▶ [WORK INSTRUCTIONS] Retype the material word for word.

▶ [AVAILABLE RECORDS]
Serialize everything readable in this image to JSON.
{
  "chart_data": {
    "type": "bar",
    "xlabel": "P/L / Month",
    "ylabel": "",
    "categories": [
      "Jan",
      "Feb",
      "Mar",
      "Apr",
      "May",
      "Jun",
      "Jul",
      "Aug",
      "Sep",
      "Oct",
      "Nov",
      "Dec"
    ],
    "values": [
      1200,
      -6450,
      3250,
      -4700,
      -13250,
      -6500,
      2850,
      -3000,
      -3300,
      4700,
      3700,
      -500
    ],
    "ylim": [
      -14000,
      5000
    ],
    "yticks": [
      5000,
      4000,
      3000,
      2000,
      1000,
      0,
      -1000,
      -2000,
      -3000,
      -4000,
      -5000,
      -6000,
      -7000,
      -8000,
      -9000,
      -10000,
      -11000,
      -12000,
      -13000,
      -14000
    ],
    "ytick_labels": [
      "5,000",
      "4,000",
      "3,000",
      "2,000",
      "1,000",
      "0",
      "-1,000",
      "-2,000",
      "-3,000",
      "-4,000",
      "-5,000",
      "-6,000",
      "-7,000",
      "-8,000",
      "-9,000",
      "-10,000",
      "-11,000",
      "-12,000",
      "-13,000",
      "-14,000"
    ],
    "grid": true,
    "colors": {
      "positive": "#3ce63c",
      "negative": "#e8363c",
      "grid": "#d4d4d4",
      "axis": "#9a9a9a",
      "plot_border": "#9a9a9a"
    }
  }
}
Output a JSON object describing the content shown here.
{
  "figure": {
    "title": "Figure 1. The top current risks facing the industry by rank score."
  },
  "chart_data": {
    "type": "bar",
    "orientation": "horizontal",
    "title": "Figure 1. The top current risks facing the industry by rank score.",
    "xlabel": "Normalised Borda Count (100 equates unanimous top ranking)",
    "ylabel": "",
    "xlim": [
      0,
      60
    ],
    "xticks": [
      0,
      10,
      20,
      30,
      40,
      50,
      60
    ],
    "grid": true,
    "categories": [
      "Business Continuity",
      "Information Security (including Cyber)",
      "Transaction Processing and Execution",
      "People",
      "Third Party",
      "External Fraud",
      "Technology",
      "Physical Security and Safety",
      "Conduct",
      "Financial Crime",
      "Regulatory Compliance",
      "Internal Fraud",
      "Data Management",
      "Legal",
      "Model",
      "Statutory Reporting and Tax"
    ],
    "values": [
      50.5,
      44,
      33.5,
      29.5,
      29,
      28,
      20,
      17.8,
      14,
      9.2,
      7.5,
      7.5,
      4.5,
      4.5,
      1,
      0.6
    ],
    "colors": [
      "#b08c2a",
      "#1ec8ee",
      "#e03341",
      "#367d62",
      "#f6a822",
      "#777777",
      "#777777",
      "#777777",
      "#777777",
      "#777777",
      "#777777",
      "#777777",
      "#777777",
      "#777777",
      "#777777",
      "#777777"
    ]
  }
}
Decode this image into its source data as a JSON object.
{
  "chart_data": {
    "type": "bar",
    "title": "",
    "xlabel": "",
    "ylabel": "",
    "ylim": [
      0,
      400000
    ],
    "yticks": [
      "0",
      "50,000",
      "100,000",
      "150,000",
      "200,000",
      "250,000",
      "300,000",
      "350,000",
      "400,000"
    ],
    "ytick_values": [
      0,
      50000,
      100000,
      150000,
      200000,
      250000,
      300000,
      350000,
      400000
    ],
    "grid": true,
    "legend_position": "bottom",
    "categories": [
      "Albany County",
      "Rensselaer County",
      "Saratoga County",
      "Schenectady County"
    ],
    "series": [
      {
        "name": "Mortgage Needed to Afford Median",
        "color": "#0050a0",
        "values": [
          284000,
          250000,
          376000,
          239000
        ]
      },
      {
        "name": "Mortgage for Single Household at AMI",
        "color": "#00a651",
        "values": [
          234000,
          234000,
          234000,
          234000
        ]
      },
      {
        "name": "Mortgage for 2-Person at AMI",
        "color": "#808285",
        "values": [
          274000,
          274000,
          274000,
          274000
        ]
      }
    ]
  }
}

▶ [SOLUTION TO THE EXERCISE]
Serialize everything readable in this image to JSON.
{
  "chart_data": {
    "type": "bar",
    "xlabel": "P/L / Month",
    "ylabel": "",
    "categories": [
      "Jan",
      "Feb",
      "Mar",
      "Apr",
      "May",
      "Jun",
      "Jul",
      "Aug",
      "Sep",
      "Oct",
      "Nov",
      "Dec"
    ],
    "values": [
      1200,
      -6450,
      3250,
      -4700,
      -13250,
      -6500,
      2850,
      -3000,
      -3300,
      4700,
      3700,
      -500
    ],
    "ylim": [
      -14000,
      5000
    ],
    "yticks": [
      5000,
      4000,
      3000,
      2000,
      1000,
      0,
      -1000,
      -2000,
      -3000,
      -4000,
      -5000,
      -6000,
      -7000,
      -8000,
      -9000,
      -10000,
      -11000,
      -12000,
      -13000,
      -14000
    ],
    "ytick_labels": [
      "5,000",
      "4,000",
      "3,000",
      "2,000",
      "1,000",
      "0",
      "-1,000",
      "-2,000",
      "-3,000",
      "-4,000",
      "-5,000",
      "-6,000",
      "-7,000",
      "-8,000",
      "-9,000",
      "-10,000",
      "-11,000",
      "-12,000",
      "-13,000",
      "-14,000"
    ],
    "grid": true,
    "colors": {
      "positive": "#3ce63c",
      "negative": "#e8363c",
      "grid": "#d4d4d4",
      "axis": "#9a9a9a",
      "plot_border": "#9a9a9a"
    }
  }
}
Output a JSON object describing the content shown here.
{
  "figure": {
    "title": "Figure 1. The top current risks facing the industry by rank score."
  },
  "chart_data": {
    "type": "bar",
    "orientation": "horizontal",
    "title": "Figure 1. The top current risks facing the industry by rank score.",
    "xlabel": "Normalised Borda Count (100 equates unanimous top ranking)",
    "ylabel": "",
    "xlim": [
      0,
      60
    ],
    "xticks": [
      0,
      10,
      20,
      30,
      40,
      50,
      60
    ],
    "grid": true,
    "categories": [
      "Business Continuity",
      "Information Security (including Cyber)",
      "Transaction Processing and Execution",
      "People",
      "Third Party",
      "External Fraud",
      "Technology",
      "Physical Security and Safety",
      "Conduct",
      "Financial Crime",
      "Regulatory Compliance",
      "Internal Fraud",
      "Data Management",
      "Legal",
      "Model",
      "Statutory Reporting and Tax"
    ],
    "values": [
      50.5,
      44,
      33.5,
      29.5,
      29,
      28,
      20,
      17.8,
      14,
      9.2,
      7.5,
      7.5,
      4.5,
      4.5,
      1,
      0.6
    ],
    "colors": [
      "#b08c2a",
      "#1ec8ee",
      "#e03341",
      "#367d62",
      "#f6a822",
      "#777777",
      "#777777",
      "#777777",
      "#777777",
      "#777777",
      "#777777",
      "#777777",
      "#777777",
      "#777777",
      "#777777",
      "#777777"
    ]
  }
}
Decode this image into its source data as a JSON object.
{
  "chart_data": {
    "type": "bar",
    "title": "",
    "xlabel": "",
    "ylabel": "",
    "ylim": [
      0,
      400000
    ],
    "yticks": [
      "0",
      "50,000",
      "100,000",
      "150,000",
      "200,000",
      "250,000",
      "300,000",
      "350,000",
      "400,000"
    ],
    "ytick_values": [
      0,
      50000,
      100000,
      150000,
      200000,
      250000,
      300000,
      350000,
      400000
    ],
    "grid": true,
    "legend_position": "bottom",
    "categories": [
      "Albany County",
      "Rensselaer County",
      "Saratoga County",
      "Schenectady County"
    ],
    "series": [
      {
        "name": "Mortgage Needed to Afford Median",
        "color": "#0050a0",
        "values": [
          284000,
          250000,
          376000,
          239000
        ]
      },
      {
        "name": "Mortgage for Single Household at AMI",
        "color": "#00a651",
        "values": [
          234000,
          234000,
          234000,
          234000
        ]
      },
      {
        "name": "Mortgage for 2-Person at AMI",
        "color": "#808285",
        "values": [
          274000,
          274000,
          274000,
          274000
        ]
      }
    ]
  }
}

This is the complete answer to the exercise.